Ich habe Scheiden mit ganz gut aussehenden Nähten, dann wiederum welche, die - auf der Rückseite - echt, hm, na ja, eben nicht gut aussehen.

Ich hatte mal vor Jahren einen größeren Vorrat an gewachsten Garnen bekommen.

Bei kleinen, dh. dünnen, Sachen nehme ich oft Zahnseide (ohne Minzgeschmack). Ich mache eine Schlinge (verknotet), und ziehe die auf zwei Nadeln, bzw. auf zwei Stahlborsten (damit nähe ich sehr gern, auch wenn manchmal eine dabei ist, die vorn gespalten ist). Der faden wird dann vierfach. Das hält, wird niemals schmutzig, und ist fein und dünn. Die Zahnseide ist ja nicht rund, sondern wie ein Flachband.

* ANGEZEIGTE INFORMATIONEN *
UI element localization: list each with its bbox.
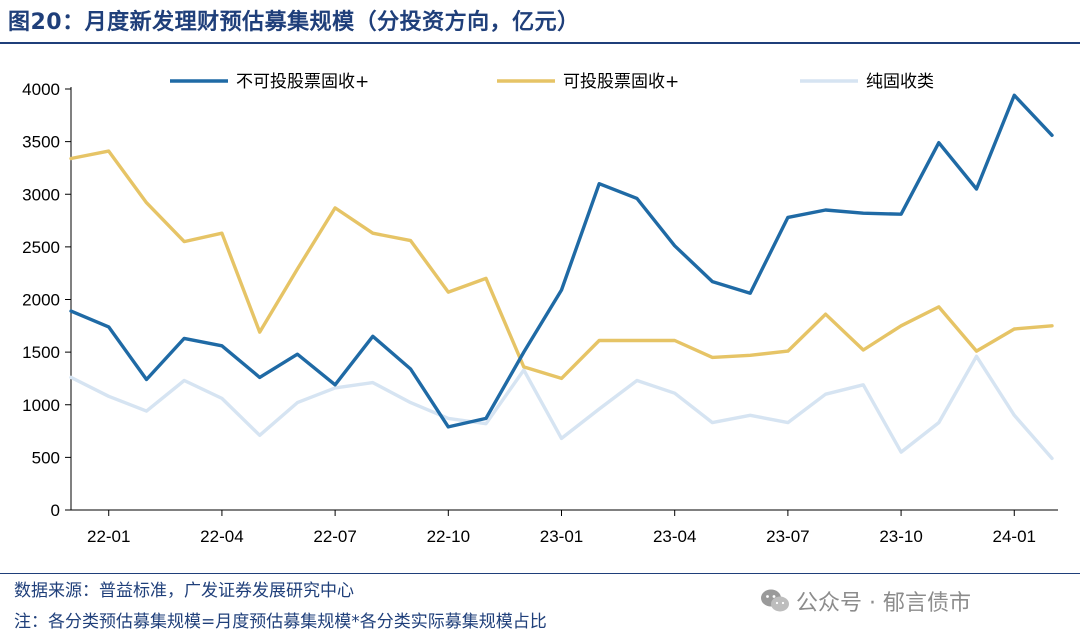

* SCHRIFTLICHE AUFGABE 1 *
Nenne alle Eigenschaften, die der Text über genähte Scheiden der Zahnseide als Nähfaden zuschreibt.
* SCHRIFTLICHE AUFGABE 2 *
Wie oft liegt der Faden laut dem Text über genähte Scheiden, wenn die verknotete Zahnseidenschlinge auf zwei Nadeln gezogen ist?

* LÖSUNG 1 *
- Sie hält.
- Sie wird niemals schmutzig.
- Sie ist fein und dünn.
- Sie ist nicht rund, sondern wie ein Flachband.

* LÖSUNG 2 *
Der Faden liegt dann vierfach.